* Given instruction: Please write out the material that follows, exactly as it stands.

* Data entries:
# # # #

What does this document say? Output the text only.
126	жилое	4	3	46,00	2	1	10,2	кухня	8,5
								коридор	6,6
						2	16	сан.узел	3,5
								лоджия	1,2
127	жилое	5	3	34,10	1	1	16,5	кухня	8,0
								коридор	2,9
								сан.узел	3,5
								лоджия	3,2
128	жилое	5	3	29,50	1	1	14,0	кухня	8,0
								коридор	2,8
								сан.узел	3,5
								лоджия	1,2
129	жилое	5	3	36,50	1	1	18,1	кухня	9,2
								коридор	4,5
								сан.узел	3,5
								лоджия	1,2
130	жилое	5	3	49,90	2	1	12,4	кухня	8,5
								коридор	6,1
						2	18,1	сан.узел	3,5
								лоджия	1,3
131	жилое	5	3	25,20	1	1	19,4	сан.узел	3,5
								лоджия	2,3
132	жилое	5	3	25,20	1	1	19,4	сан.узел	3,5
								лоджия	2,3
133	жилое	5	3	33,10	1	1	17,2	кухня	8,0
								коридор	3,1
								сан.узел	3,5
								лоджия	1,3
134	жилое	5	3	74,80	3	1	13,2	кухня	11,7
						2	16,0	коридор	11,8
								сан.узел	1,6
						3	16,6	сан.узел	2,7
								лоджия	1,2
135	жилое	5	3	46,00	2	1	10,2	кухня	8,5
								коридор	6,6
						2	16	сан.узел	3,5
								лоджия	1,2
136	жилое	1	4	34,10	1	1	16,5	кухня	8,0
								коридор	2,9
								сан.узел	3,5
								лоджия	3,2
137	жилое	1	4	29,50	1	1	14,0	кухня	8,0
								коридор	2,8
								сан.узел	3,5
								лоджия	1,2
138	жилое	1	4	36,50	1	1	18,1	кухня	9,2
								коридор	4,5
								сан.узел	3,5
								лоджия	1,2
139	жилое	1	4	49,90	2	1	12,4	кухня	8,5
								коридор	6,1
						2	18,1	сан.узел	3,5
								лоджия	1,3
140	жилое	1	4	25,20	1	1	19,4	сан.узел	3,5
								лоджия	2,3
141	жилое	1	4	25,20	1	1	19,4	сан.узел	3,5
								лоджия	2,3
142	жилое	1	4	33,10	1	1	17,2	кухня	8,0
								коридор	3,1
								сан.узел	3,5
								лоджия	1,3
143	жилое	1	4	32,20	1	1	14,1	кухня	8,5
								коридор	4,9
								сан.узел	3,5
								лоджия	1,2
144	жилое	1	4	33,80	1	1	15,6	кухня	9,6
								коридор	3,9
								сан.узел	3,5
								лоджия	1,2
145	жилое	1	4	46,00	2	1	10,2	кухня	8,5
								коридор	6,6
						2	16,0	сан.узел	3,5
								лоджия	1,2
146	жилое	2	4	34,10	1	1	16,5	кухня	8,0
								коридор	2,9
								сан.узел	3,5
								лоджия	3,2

# # # #

* Expected answer:
What does this document say? Output the text only.
126	жилое	4	3	46,00	2	1	10,2	кухня	8,5
								коридор	6,6
						2	16	сан.узел	3,5
								лоджия	1,2
127	жилое	5	3	34,10	1	1	16,5	кухня	8,0
								коридор	2,9
								сан.узел	3,5
								лоджия	3,2
128	жилое	5	3	29,50	1	1	14,0	кухня	8,0
								коридор	2,8
								сан.узел	3,5
								лоджия	1,2
129	жилое	5	3	36,50	1	1	18,1	кухня	9,2
								коридор	4,5
								сан.узел	3,5
								лоджия	1,2
130	жилое	5	3	49,90	2	1	12,4	кухня	8,5
								коридор	6,1
						2	18,1	сан.узел	3,5
								лоджия	1,3
131	жилое	5	3	25,20	1	1	19,4	сан.узел	3,5
								лоджия	2,3
132	жилое	5	3	25,20	1	1	19,4	сан.узел	3,5
								лоджия	2,3
133	жилое	5	3	33,10	1	1	17,2	кухня	8,0
								коридор	3,1
								сан.узел	3,5
								лоджия	1,3
134	жилое	5	3	74,80	3	1	13,2	кухня	11,7
						2	16,0	коридор	11,8
								сан.узел	1,6
						3	16,6	сан.узел	2,7
								лоджия	1,2
135	жилое	5	3	46,00	2	1	10,2	кухня	8,5
								коридор	6,6
						2	16	сан.узел	3,5
								лоджия	1,2
136	жилое	1	4	34,10	1	1	16,5	кухня	8,0
								коридор	2,9
								сан.узел	3,5
								лоджия	3,2
137	жилое	1	4	29,50	1	1	14,0	кухня	8,0
								коридор	2,8
								сан.узел	3,5
								лоджия	1,2
138	жилое	1	4	36,50	1	1	18,1	кухня	9,2
								коридор	4,5
								сан.узел	3,5
								лоджия	1,2
139	жилое	1	4	49,90	2	1	12,4	кухня	8,5
								коридор	6,1
						2	18,1	сан.узел	3,5
								лоджия	1,3
140	жилое	1	4	25,20	1	1	19,4	сан.узел	3,5
								лоджия	2,3
141	жилое	1	4	25,20	1	1	19,4	сан.узел	3,5
								лоджия	2,3
142	жилое	1	4	33,10	1	1	17,2	кухня	8,0
								коридор	3,1
								сан.узел	3,5
								лоджия	1,3
143	жилое	1	4	32,20	1	1	14,1	кухня	8,5
								коридор	4,9
								сан.узел	3,5
								лоджия	1,2
144	жилое	1	4	33,80	1	1	15,6	кухня	9,6
								коридор	3,9
								сан.узел	3,5
								лоджия	1,2
145	жилое	1	4	46,00	2	1	10,2	кухня	8,5
								коридор	6,6
						2	16,0	сан.узел	3,5
								лоджия	1,2
146	жилое	2	4	34,10	1	1	16,5	кухня	8,0
								коридор	2,9
								сан.узел	3,5
								лоджия	3,2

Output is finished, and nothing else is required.